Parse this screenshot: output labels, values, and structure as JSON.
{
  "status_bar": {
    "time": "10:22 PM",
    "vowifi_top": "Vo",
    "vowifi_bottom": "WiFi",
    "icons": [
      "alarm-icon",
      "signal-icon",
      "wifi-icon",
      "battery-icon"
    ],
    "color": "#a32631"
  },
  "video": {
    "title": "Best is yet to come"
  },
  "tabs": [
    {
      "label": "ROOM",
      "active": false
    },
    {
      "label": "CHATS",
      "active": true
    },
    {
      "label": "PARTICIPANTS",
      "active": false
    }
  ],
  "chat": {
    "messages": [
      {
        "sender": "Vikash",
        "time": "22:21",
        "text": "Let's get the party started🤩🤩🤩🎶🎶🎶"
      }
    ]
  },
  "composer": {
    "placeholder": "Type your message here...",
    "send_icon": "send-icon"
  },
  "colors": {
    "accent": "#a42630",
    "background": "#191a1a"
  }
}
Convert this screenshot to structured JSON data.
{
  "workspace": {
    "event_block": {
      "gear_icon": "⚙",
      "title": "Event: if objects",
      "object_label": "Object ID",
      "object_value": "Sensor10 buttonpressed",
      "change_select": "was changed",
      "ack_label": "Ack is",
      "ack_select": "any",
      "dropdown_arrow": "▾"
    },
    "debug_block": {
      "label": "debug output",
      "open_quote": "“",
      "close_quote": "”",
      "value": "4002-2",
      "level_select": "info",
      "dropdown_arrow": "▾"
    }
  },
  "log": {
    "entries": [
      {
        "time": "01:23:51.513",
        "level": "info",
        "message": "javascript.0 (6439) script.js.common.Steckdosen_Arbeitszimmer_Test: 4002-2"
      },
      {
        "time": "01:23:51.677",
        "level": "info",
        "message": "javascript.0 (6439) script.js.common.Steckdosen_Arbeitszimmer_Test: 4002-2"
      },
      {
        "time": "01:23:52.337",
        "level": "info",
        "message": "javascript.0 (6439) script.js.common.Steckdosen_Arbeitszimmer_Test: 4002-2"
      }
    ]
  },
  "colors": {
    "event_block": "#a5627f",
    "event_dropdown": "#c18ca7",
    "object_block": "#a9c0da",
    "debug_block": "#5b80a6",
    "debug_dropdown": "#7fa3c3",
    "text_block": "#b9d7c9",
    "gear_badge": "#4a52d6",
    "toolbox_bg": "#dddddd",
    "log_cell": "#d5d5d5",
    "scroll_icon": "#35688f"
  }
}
____
--- To be done ---
Print every record above exactly as written.

--- Solution to this problem ---
Parse this screenshot: output labels, values, and structure as JSON.
{
  "status_bar": {
    "time": "10:22 PM",
    "vowifi_top": "Vo",
    "vowifi_bottom": "WiFi",
    "icons": [
      "alarm-icon",
      "signal-icon",
      "wifi-icon",
      "battery-icon"
    ],
    "color": "#a32631"
  },
  "video": {
    "title": "Best is yet to come"
  },
  "tabs": [
    {
      "label": "ROOM",
      "active": false
    },
    {
      "label": "CHATS",
      "active": true
    },
    {
      "label": "PARTICIPANTS",
      "active": false
    }
  ],
  "chat": {
    "messages": [
      {
        "sender": "Vikash",
        "time": "22:21",
        "text": "Let's get the party started🤩🤩🤩🎶🎶🎶"
      }
    ]
  },
  "composer": {
    "placeholder": "Type your message here...",
    "send_icon": "send-icon"
  },
  "colors": {
    "accent": "#a42630",
    "background": "#191a1a"
  }
}
Convert this screenshot to structured JSON data.
{
  "workspace": {
    "event_block": {
      "gear_icon": "⚙",
      "title": "Event: if objects",
      "object_label": "Object ID",
      "object_value": "Sensor10 buttonpressed",
      "change_select": "was changed",
      "ack_label": "Ack is",
      "ack_select": "any",
      "dropdown_arrow": "▾"
    },
    "debug_block": {
      "label": "debug output",
      "open_quote": "“",
      "close_quote": "”",
      "value": "4002-2",
      "level_select": "info",
      "dropdown_arrow": "▾"
    }
  },
  "log": {
    "entries": [
      {
        "time": "01:23:51.513",
        "level": "info",
        "message": "javascript.0 (6439) script.js.common.Steckdosen_Arbeitszimmer_Test: 4002-2"
      },
      {
        "time": "01:23:51.677",
        "level": "info",
        "message": "javascript.0 (6439) script.js.common.Steckdosen_Arbeitszimmer_Test: 4002-2"
      },
      {
        "time": "01:23:52.337",
        "level": "info",
        "message": "javascript.0 (6439) script.js.common.Steckdosen_Arbeitszimmer_Test: 4002-2"
      }
    ]
  },
  "colors": {
    "event_block": "#a5627f",
    "event_dropdown": "#c18ca7",
    "object_block": "#a9c0da",
    "debug_block": "#5b80a6",
    "debug_dropdown": "#7fa3c3",
    "text_block": "#b9d7c9",
    "gear_badge": "#4a52d6",
    "toolbox_bg": "#dddddd",
    "log_cell": "#d5d5d5",
    "scroll_icon": "#35688f"
  }
}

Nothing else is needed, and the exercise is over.